Lines of data:
— Start —

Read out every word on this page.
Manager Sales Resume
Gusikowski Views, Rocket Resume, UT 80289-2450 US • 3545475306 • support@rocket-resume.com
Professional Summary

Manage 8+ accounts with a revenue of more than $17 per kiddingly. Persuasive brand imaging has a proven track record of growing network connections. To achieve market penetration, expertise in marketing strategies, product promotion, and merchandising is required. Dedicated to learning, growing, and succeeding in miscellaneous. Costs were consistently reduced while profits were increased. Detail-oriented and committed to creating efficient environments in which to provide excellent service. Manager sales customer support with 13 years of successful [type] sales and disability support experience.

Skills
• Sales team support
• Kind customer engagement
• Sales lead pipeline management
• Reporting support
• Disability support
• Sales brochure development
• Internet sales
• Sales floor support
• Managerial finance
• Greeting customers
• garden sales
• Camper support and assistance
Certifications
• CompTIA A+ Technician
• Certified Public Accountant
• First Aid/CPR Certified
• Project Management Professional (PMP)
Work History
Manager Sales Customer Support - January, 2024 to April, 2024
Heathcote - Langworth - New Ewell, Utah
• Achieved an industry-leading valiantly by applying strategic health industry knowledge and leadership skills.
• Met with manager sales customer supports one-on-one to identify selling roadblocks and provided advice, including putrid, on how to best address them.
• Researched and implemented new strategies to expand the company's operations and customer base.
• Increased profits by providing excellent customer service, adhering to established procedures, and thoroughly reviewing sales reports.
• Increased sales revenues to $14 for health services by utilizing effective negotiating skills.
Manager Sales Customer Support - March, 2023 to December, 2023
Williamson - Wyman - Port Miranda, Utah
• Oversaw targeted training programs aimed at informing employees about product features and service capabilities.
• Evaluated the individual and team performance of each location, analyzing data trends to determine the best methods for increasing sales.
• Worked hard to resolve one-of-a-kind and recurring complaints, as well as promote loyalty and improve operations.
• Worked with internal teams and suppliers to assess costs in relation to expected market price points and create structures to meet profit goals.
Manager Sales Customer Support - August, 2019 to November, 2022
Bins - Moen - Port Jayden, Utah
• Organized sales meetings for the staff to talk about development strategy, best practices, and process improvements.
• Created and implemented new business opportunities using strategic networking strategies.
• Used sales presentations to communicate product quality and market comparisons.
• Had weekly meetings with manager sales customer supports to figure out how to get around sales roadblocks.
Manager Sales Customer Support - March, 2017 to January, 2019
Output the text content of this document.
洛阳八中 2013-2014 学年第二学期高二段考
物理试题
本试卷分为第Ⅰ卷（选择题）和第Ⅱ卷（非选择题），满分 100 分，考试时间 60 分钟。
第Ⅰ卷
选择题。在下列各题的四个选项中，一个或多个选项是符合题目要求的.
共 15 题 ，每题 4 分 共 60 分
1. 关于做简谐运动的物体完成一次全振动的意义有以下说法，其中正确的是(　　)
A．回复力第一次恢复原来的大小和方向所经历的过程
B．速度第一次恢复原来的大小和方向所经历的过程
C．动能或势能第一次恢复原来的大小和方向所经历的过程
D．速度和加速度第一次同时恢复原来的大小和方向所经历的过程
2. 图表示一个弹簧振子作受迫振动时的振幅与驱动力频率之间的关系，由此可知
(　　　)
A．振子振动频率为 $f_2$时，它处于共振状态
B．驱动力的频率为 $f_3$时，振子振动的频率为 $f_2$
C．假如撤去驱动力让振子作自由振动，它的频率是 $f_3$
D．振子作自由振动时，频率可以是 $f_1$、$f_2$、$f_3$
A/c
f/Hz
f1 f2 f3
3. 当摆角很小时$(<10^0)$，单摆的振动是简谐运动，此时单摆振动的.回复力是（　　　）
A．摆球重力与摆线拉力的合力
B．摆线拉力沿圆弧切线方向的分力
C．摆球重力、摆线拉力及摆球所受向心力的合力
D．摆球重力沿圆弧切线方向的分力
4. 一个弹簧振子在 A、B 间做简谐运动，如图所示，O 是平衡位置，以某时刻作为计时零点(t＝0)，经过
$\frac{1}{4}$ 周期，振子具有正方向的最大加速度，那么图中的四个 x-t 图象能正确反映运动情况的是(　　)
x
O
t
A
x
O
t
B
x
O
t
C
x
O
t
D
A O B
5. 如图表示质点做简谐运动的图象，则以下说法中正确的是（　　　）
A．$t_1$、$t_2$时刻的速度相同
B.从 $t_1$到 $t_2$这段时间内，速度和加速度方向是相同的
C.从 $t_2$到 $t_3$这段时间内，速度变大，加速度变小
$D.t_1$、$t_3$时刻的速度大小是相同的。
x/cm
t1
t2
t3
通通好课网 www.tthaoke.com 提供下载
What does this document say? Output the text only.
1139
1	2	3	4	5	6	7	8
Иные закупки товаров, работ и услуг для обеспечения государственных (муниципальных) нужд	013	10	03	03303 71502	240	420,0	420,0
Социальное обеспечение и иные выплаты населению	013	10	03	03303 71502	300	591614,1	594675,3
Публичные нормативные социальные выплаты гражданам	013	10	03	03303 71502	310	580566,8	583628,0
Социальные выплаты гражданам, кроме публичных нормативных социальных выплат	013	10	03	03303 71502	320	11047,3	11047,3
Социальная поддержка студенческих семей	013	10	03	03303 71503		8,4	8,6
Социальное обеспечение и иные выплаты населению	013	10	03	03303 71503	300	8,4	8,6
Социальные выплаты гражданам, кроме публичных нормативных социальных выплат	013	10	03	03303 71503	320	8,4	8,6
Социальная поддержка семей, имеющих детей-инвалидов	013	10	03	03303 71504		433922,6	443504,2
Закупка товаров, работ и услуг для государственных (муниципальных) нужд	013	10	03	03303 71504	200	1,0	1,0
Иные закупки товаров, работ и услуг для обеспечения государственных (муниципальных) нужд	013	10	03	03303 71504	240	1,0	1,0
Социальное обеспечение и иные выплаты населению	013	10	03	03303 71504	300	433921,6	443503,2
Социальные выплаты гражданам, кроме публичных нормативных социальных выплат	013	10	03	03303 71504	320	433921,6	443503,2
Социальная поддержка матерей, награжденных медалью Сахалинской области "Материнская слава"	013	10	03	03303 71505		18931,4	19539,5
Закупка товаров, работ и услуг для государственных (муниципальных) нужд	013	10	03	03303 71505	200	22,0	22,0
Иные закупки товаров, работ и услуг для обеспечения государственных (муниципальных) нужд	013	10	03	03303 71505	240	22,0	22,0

— End —

Task description – Begin with the line that contains "What does this" and quote each line after it exactly, stopping after the last line of the data.

Response to the exercise –
What does this document say? Output the text only.
1139
1	2	3	4	5	6	7	8
Иные закупки товаров, работ и услуг для обеспечения государственных (муниципальных) нужд	013	10	03	03303 71502	240	420,0	420,0
Социальное обеспечение и иные выплаты населению	013	10	03	03303 71502	300	591614,1	594675,3
Публичные нормативные социальные выплаты гражданам	013	10	03	03303 71502	310	580566,8	583628,0
Социальные выплаты гражданам, кроме публичных нормативных социальных выплат	013	10	03	03303 71502	320	11047,3	11047,3
Социальная поддержка студенческих семей	013	10	03	03303 71503		8,4	8,6
Социальное обеспечение и иные выплаты населению	013	10	03	03303 71503	300	8,4	8,6
Социальные выплаты гражданам, кроме публичных нормативных социальных выплат	013	10	03	03303 71503	320	8,4	8,6
Социальная поддержка семей, имеющих детей-инвалидов	013	10	03	03303 71504		433922,6	443504,2
Закупка товаров, работ и услуг для государственных (муниципальных) нужд	013	10	03	03303 71504	200	1,0	1,0
Иные закупки товаров, работ и услуг для обеспечения государственных (муниципальных) нужд	013	10	03	03303 71504	240	1,0	1,0
Социальное обеспечение и иные выплаты населению	013	10	03	03303 71504	300	433921,6	443503,2
Социальные выплаты гражданам, кроме публичных нормативных социальных выплат	013	10	03	03303 71504	320	433921,6	443503,2
Социальная поддержка матерей, награжденных медалью Сахалинской области "Материнская слава"	013	10	03	03303 71505		18931,4	19539,5
Закупка товаров, работ и услуг для государственных (муниципальных) нужд	013	10	03	03303 71505	200	22,0	22,0
Иные закупки товаров, работ и услуг для обеспечения государственных (муниципальных) нужд	013	10	03	03303 71505	240	22,0	22,0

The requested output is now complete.